----- DATA LINES

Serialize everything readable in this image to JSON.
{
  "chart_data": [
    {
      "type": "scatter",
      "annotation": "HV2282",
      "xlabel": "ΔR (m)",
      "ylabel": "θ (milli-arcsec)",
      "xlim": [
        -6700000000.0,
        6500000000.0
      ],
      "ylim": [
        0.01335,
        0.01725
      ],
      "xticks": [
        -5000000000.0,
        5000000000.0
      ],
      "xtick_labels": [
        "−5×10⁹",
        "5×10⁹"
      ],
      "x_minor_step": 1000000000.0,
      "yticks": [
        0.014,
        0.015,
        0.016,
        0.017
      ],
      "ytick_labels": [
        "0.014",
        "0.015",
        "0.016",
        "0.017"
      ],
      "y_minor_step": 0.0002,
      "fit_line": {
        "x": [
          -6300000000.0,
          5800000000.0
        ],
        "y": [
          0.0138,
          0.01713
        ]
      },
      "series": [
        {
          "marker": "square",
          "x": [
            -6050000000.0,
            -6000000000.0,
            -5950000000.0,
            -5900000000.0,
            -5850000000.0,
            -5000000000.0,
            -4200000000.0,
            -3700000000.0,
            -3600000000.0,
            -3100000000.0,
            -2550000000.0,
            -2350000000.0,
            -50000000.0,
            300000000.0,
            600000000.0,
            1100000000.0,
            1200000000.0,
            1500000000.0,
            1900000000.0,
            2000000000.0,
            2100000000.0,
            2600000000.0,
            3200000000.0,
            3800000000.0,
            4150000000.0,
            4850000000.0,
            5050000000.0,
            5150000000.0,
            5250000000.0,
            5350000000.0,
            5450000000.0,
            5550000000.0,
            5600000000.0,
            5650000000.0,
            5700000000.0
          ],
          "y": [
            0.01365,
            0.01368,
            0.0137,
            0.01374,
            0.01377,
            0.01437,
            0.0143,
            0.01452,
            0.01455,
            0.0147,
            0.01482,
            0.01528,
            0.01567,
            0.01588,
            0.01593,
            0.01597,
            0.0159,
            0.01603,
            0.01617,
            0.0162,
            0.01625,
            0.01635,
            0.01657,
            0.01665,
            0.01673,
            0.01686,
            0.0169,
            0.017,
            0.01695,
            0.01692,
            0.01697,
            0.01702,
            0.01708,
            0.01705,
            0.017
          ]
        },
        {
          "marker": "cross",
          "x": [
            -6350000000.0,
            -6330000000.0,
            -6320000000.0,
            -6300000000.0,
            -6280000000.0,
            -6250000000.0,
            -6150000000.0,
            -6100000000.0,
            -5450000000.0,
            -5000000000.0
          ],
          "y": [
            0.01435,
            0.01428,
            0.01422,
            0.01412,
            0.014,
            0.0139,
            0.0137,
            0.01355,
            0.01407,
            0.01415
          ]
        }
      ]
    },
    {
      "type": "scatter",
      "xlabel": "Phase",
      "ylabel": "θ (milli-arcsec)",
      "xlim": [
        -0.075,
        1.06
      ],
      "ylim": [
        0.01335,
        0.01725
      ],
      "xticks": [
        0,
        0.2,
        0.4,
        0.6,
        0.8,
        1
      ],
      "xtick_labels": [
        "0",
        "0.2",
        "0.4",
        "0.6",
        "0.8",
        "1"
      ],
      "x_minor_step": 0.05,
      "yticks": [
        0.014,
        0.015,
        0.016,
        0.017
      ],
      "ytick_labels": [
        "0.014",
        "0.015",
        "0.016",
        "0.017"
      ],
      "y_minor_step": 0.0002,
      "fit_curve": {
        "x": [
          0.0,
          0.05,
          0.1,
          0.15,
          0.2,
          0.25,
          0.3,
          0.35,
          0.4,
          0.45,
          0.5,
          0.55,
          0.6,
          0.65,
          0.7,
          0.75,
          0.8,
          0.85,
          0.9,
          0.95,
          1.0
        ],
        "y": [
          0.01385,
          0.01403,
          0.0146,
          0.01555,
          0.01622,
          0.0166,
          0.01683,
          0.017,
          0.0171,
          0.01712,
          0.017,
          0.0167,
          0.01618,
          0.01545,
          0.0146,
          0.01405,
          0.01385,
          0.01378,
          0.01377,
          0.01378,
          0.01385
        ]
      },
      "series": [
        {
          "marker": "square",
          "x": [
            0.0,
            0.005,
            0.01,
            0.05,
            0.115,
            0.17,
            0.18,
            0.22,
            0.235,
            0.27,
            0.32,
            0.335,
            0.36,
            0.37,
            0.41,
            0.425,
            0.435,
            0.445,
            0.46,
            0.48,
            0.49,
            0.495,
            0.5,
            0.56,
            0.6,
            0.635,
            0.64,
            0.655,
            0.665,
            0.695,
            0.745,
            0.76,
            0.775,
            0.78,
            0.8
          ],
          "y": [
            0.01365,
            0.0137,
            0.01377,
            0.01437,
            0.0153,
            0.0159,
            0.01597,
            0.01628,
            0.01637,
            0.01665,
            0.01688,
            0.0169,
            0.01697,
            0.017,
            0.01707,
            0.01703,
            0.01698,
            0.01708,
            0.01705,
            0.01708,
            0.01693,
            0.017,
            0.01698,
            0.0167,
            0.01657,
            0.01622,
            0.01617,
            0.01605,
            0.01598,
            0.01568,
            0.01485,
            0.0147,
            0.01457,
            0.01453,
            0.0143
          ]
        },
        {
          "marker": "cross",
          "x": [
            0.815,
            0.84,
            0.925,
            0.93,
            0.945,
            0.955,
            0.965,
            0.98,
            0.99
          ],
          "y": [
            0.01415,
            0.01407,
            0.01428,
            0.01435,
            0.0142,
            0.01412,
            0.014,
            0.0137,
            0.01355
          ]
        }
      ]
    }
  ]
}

----------

* [WHAT IS REQUIRED]:
Using the data above, output each line exactly.

* [THE SOLUTION]:
Serialize everything readable in this image to JSON.
{
  "chart_data": [
    {
      "type": "scatter",
      "annotation": "HV2282",
      "xlabel": "ΔR (m)",
      "ylabel": "θ (milli-arcsec)",
      "xlim": [
        -6700000000.0,
        6500000000.0
      ],
      "ylim": [
        0.01335,
        0.01725
      ],
      "xticks": [
        -5000000000.0,
        5000000000.0
      ],
      "xtick_labels": [
        "−5×10⁹",
        "5×10⁹"
      ],
      "x_minor_step": 1000000000.0,
      "yticks": [
        0.014,
        0.015,
        0.016,
        0.017
      ],
      "ytick_labels": [
        "0.014",
        "0.015",
        "0.016",
        "0.017"
      ],
      "y_minor_step": 0.0002,
      "fit_line": {
        "x": [
          -6300000000.0,
          5800000000.0
        ],
        "y": [
          0.0138,
          0.01713
        ]
      },
      "series": [
        {
          "marker": "square",
          "x": [
            -6050000000.0,
            -6000000000.0,
            -5950000000.0,
            -5900000000.0,
            -5850000000.0,
            -5000000000.0,
            -4200000000.0,
            -3700000000.0,
            -3600000000.0,
            -3100000000.0,
            -2550000000.0,
            -2350000000.0,
            -50000000.0,
            300000000.0,
            600000000.0,
            1100000000.0,
            1200000000.0,
            1500000000.0,
            1900000000.0,
            2000000000.0,
            2100000000.0,
            2600000000.0,
            3200000000.0,
            3800000000.0,
            4150000000.0,
            4850000000.0,
            5050000000.0,
            5150000000.0,
            5250000000.0,
            5350000000.0,
            5450000000.0,
            5550000000.0,
            5600000000.0,
            5650000000.0,
            5700000000.0
          ],
          "y": [
            0.01365,
            0.01368,
            0.0137,
            0.01374,
            0.01377,
            0.01437,
            0.0143,
            0.01452,
            0.01455,
            0.0147,
            0.01482,
            0.01528,
            0.01567,
            0.01588,
            0.01593,
            0.01597,
            0.0159,
            0.01603,
            0.01617,
            0.0162,
            0.01625,
            0.01635,
            0.01657,
            0.01665,
            0.01673,
            0.01686,
            0.0169,
            0.017,
            0.01695,
            0.01692,
            0.01697,
            0.01702,
            0.01708,
            0.01705,
            0.017
          ]
        },
        {
          "marker": "cross",
          "x": [
            -6350000000.0,
            -6330000000.0,
            -6320000000.0,
            -6300000000.0,
            -6280000000.0,
            -6250000000.0,
            -6150000000.0,
            -6100000000.0,
            -5450000000.0,
            -5000000000.0
          ],
          "y": [
            0.01435,
            0.01428,
            0.01422,
            0.01412,
            0.014,
            0.0139,
            0.0137,
            0.01355,
            0.01407,
            0.01415
          ]
        }
      ]
    },
    {
      "type": "scatter",
      "xlabel": "Phase",
      "ylabel": "θ (milli-arcsec)",
      "xlim": [
        -0.075,
        1.06
      ],
      "ylim": [
        0.01335,
        0.01725
      ],
      "xticks": [
        0,
        0.2,
        0.4,
        0.6,
        0.8,
        1
      ],
      "xtick_labels": [
        "0",
        "0.2",
        "0.4",
        "0.6",
        "0.8",
        "1"
      ],
      "x_minor_step": 0.05,
      "yticks": [
        0.014,
        0.015,
        0.016,
        0.017
      ],
      "ytick_labels": [
        "0.014",
        "0.015",
        "0.016",
        "0.017"
      ],
      "y_minor_step": 0.0002,
      "fit_curve": {
        "x": [
          0.0,
          0.05,
          0.1,
          0.15,
          0.2,
          0.25,
          0.3,
          0.35,
          0.4,
          0.45,
          0.5,
          0.55,
          0.6,
          0.65,
          0.7,
          0.75,
          0.8,
          0.85,
          0.9,
          0.95,
          1.0
        ],
        "y": [
          0.01385,
          0.01403,
          0.0146,
          0.01555,
          0.01622,
          0.0166,
          0.01683,
          0.017,
          0.0171,
          0.01712,
          0.017,
          0.0167,
          0.01618,
          0.01545,
          0.0146,
          0.01405,
          0.01385,
          0.01378,
          0.01377,
          0.01378,
          0.01385
        ]
      },
      "series": [
        {
          "marker": "square",
          "x": [
            0.0,
            0.005,
            0.01,
            0.05,
            0.115,
            0.17,
            0.18,
            0.22,
            0.235,
            0.27,
            0.32,
            0.335,
            0.36,
            0.37,
            0.41,
            0.425,
            0.435,
            0.445,
            0.46,
            0.48,
            0.49,
            0.495,
            0.5,
            0.56,
            0.6,
            0.635,
            0.64,
            0.655,
            0.665,
            0.695,
            0.745,
            0.76,
            0.775,
            0.78,
            0.8
          ],
          "y": [
            0.01365,
            0.0137,
            0.01377,
            0.01437,
            0.0153,
            0.0159,
            0.01597,
            0.01628,
            0.01637,
            0.01665,
            0.01688,
            0.0169,
            0.01697,
            0.017,
            0.01707,
            0.01703,
            0.01698,
            0.01708,
            0.01705,
            0.01708,
            0.01693,
            0.017,
            0.01698,
            0.0167,
            0.01657,
            0.01622,
            0.01617,
            0.01605,
            0.01598,
            0.01568,
            0.01485,
            0.0147,
            0.01457,
            0.01453,
            0.0143
          ]
        },
        {
          "marker": "cross",
          "x": [
            0.815,
            0.84,
            0.925,
            0.93,
            0.945,
            0.955,
            0.965,
            0.98,
            0.99
          ],
          "y": [
            0.01415,
            0.01407,
            0.01428,
            0.01435,
            0.0142,
            0.01412,
            0.014,
            0.0137,
            0.01355
          ]
        }
      ]
    }
  ]
}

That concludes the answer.